* WHAT NEEDS TO BE DONE *
Each line of the listing that contains the word "into" is to be copied.

# Start of AVAILABLE DATA

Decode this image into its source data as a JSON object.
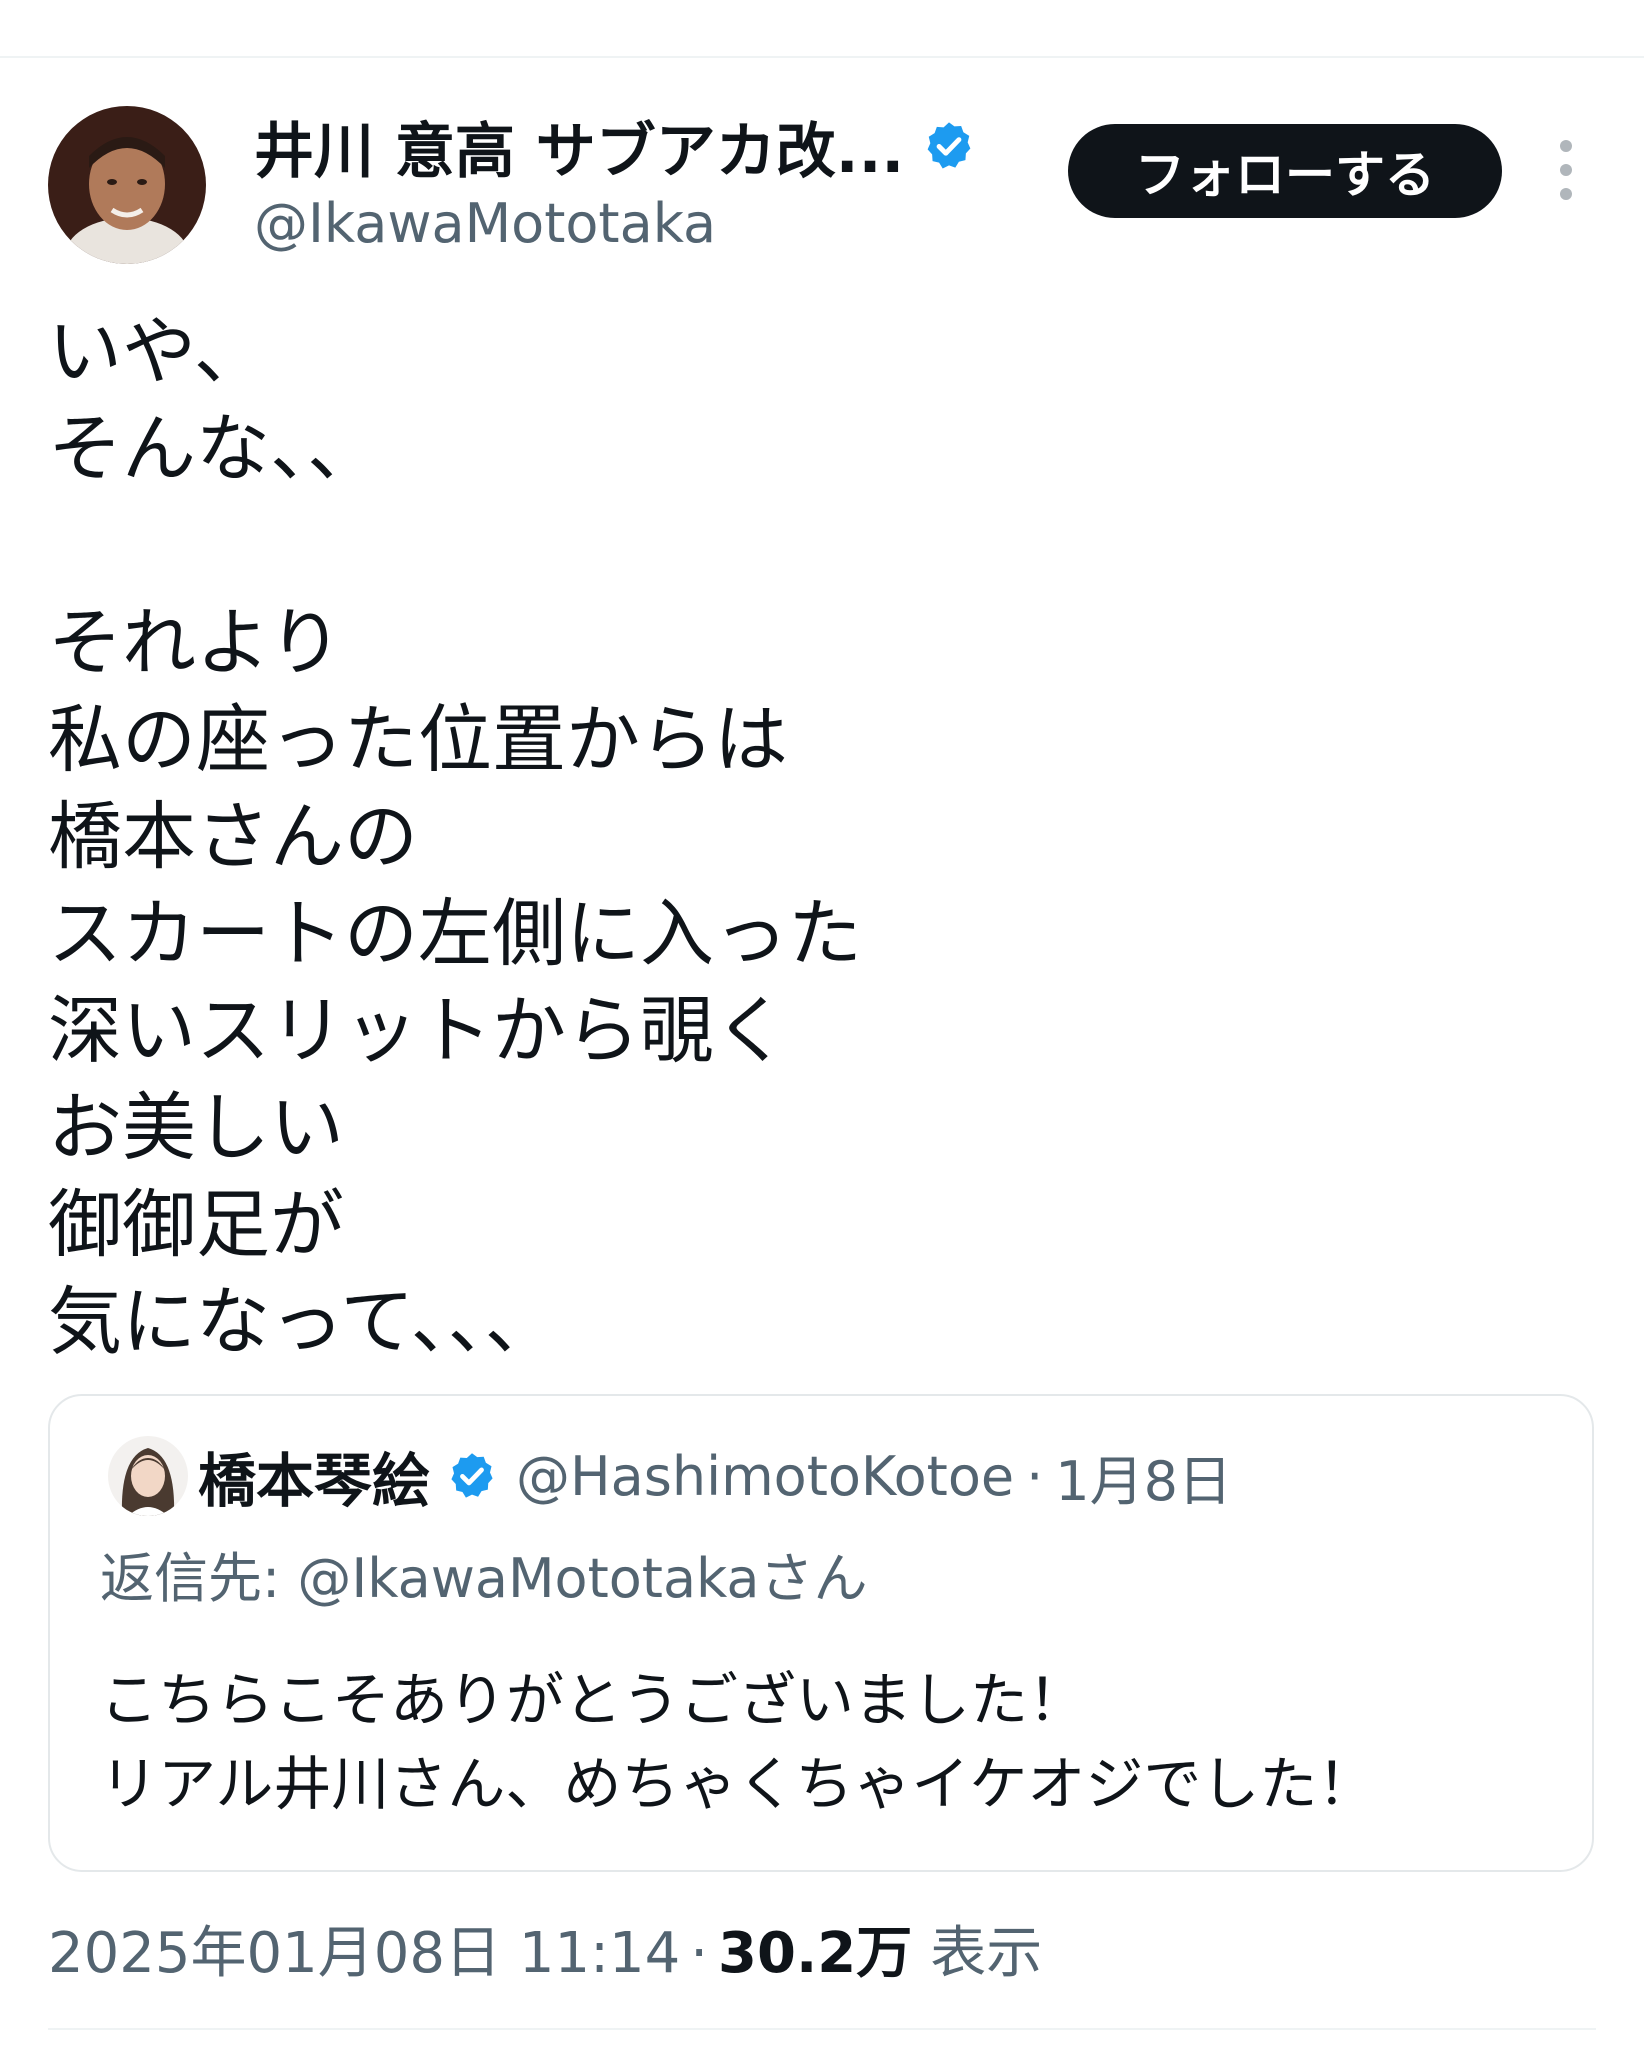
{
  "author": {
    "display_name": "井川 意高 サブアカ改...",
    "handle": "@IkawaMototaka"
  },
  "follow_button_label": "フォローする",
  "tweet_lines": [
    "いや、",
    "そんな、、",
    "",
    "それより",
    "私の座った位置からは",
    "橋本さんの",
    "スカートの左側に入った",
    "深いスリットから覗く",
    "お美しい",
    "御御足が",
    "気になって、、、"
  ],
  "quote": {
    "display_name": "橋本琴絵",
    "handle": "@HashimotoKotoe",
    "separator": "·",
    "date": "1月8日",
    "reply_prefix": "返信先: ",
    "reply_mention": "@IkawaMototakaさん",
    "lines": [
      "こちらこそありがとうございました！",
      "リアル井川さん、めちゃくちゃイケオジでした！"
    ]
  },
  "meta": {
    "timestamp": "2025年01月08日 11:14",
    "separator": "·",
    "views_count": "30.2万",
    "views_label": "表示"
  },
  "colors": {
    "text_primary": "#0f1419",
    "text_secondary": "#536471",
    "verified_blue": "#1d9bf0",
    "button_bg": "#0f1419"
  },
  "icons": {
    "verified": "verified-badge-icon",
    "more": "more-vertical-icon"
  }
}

# End of AVAILABLE DATA
# Start of AVAILABLE DATA

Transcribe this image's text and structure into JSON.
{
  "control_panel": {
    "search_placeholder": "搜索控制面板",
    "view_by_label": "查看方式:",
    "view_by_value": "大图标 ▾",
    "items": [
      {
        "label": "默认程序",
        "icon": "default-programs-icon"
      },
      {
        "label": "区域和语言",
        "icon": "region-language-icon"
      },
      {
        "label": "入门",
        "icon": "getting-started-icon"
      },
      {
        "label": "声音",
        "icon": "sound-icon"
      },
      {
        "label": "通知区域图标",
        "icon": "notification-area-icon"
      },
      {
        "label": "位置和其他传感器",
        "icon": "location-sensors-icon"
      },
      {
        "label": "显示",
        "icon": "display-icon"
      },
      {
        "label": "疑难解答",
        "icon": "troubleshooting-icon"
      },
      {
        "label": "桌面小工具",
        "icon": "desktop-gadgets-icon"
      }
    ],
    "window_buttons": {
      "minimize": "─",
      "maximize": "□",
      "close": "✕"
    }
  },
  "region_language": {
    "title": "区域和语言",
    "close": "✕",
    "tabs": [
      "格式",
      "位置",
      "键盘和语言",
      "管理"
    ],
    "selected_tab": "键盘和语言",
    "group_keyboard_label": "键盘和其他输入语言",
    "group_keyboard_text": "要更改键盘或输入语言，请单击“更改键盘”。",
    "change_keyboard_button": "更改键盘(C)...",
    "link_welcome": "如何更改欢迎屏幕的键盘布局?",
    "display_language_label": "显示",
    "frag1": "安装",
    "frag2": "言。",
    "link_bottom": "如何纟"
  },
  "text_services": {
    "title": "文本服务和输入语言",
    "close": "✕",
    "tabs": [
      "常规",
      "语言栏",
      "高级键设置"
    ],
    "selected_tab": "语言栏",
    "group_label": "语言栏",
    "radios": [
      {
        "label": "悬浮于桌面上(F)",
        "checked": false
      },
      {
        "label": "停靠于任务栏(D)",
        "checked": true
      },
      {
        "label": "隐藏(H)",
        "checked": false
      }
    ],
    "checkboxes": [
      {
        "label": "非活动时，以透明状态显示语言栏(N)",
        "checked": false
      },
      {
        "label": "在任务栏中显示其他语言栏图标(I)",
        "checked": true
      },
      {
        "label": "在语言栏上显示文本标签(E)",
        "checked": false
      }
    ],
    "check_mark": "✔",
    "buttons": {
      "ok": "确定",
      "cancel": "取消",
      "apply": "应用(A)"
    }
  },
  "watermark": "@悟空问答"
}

# End of AVAILABLE DATA
# Start of AVAILABLE DATA

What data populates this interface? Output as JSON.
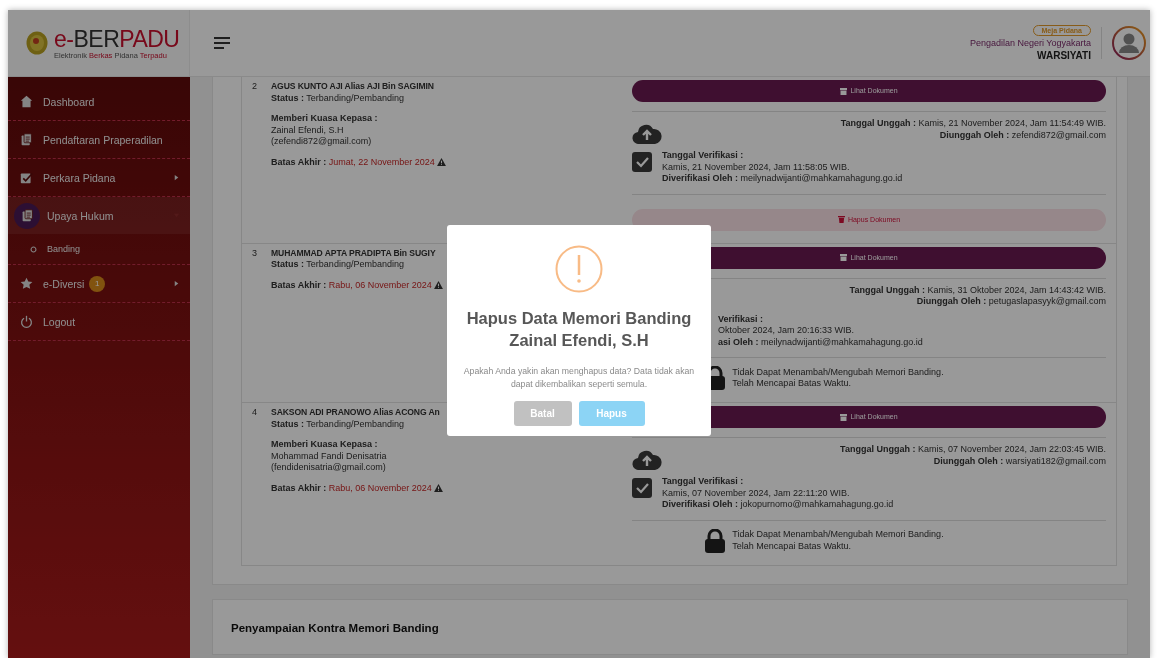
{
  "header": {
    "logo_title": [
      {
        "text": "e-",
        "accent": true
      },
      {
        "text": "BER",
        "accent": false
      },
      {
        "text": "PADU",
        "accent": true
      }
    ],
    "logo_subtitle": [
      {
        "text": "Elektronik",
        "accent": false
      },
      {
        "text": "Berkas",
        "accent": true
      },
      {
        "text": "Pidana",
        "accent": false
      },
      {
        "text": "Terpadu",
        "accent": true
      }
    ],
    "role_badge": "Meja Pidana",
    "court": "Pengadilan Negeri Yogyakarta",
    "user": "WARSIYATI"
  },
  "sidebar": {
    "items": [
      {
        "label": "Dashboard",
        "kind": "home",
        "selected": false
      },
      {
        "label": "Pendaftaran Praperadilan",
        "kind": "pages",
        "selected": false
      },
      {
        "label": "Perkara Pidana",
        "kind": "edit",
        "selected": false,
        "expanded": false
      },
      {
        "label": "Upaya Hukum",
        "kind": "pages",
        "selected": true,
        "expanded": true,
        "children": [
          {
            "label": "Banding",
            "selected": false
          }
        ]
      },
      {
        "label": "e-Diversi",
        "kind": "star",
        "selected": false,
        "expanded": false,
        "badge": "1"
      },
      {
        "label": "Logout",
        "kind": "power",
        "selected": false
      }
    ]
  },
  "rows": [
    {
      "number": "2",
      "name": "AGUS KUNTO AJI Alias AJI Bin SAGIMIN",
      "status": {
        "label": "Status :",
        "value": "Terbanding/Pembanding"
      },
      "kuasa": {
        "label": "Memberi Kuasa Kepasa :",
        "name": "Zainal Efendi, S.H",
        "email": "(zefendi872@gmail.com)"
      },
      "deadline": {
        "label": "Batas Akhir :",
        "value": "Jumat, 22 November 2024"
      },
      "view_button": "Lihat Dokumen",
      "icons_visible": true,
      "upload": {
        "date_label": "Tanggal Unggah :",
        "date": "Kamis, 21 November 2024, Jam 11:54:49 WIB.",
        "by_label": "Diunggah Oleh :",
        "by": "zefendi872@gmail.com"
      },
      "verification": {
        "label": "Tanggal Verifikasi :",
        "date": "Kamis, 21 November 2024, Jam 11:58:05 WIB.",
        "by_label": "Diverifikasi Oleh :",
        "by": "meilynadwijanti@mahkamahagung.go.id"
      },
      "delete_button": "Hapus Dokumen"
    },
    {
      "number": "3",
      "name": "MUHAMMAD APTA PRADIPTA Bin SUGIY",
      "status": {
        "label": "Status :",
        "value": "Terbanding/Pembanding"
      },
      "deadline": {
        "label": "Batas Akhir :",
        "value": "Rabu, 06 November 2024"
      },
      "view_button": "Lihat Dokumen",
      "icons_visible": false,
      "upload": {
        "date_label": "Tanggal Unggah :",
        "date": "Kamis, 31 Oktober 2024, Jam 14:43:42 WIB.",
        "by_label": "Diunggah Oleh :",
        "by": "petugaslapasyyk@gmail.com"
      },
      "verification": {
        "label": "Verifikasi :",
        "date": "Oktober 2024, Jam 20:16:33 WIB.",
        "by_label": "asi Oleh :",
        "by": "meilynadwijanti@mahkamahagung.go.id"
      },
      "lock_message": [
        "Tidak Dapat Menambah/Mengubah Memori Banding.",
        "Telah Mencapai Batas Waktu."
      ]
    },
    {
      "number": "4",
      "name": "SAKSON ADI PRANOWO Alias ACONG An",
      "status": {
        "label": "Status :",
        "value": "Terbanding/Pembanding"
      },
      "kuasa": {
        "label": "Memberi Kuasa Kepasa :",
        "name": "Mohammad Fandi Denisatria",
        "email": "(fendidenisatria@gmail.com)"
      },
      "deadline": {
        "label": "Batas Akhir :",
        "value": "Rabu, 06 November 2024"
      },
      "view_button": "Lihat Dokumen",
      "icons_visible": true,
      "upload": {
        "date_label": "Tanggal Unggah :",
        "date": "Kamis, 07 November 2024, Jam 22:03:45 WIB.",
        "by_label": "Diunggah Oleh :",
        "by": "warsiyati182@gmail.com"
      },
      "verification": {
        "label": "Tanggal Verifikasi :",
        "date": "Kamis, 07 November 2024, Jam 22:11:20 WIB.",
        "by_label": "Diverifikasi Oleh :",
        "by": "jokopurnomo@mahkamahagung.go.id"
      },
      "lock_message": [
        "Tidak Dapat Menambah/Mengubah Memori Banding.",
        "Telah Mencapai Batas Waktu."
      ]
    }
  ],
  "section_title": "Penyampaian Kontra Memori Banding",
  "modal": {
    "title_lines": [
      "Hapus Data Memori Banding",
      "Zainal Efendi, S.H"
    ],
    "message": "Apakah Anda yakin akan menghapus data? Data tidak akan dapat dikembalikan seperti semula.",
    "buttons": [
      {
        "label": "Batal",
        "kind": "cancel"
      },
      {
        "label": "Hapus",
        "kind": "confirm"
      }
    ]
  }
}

# End of AVAILABLE DATA

* SOLUTION TO THIS TASK *
Decode this image into its source data as a JSON object.
Transcribe this image's text and structure into JSON.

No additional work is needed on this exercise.